▶ SHORT TASK
Return all lines below containing the word "истории".

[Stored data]
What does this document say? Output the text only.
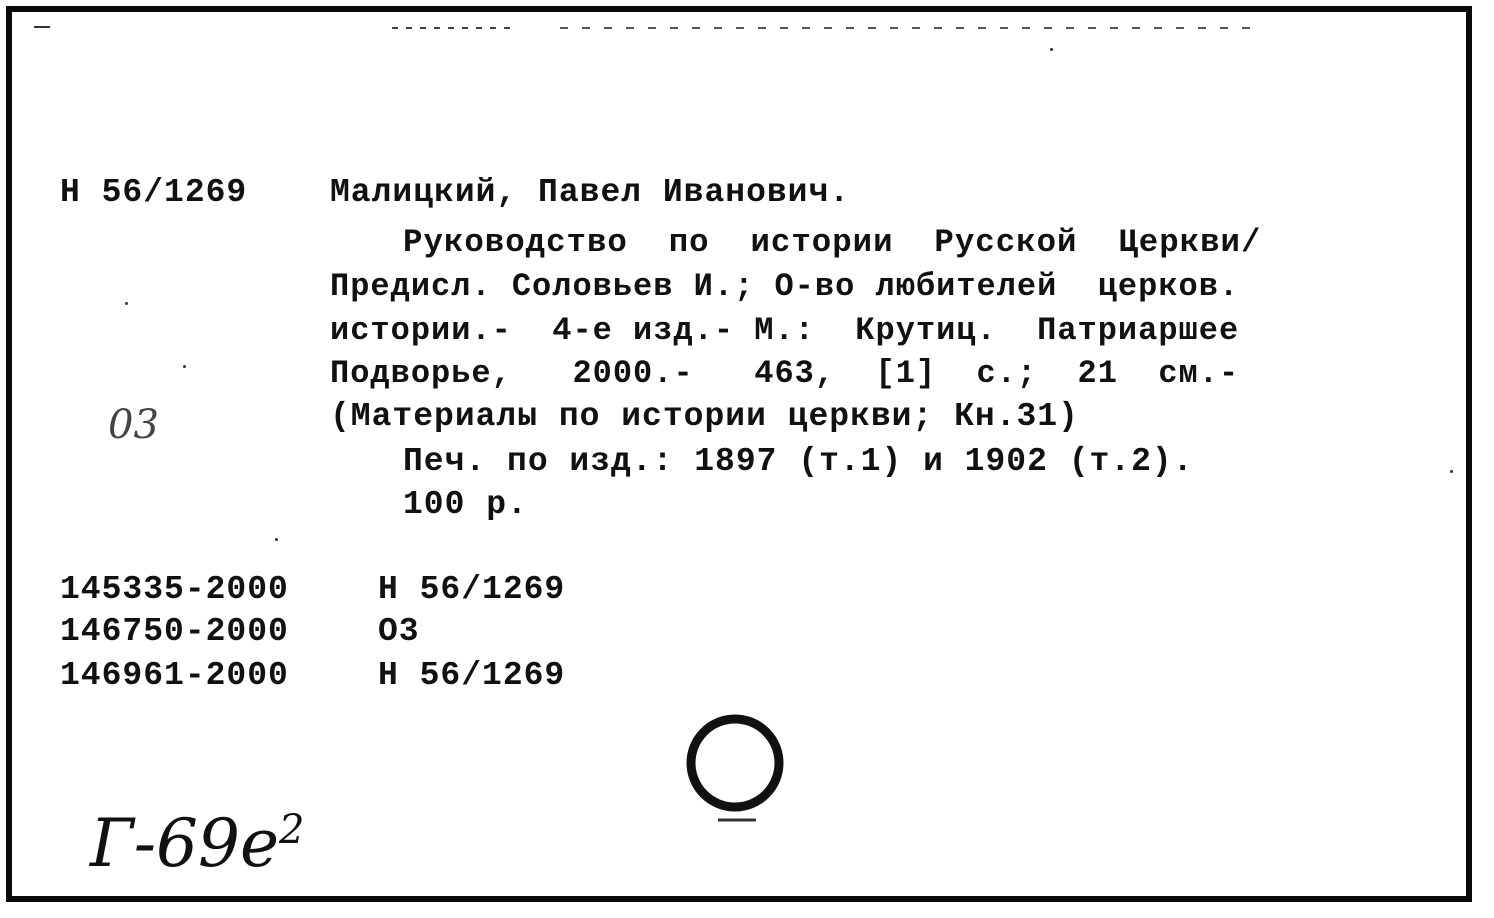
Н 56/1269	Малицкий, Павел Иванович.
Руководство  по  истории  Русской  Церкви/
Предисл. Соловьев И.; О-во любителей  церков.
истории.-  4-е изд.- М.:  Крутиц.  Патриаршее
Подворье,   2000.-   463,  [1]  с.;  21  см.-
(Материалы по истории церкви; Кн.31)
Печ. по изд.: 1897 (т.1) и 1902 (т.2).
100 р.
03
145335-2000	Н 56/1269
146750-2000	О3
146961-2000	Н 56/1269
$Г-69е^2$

▶ FINISHED ANSWER
Руководство  по  истории  Русской  Церкви/
истории.-  4-е изд.- М.:  Крутиц.  Патриаршее
(Материалы по истории церкви; Кн.31)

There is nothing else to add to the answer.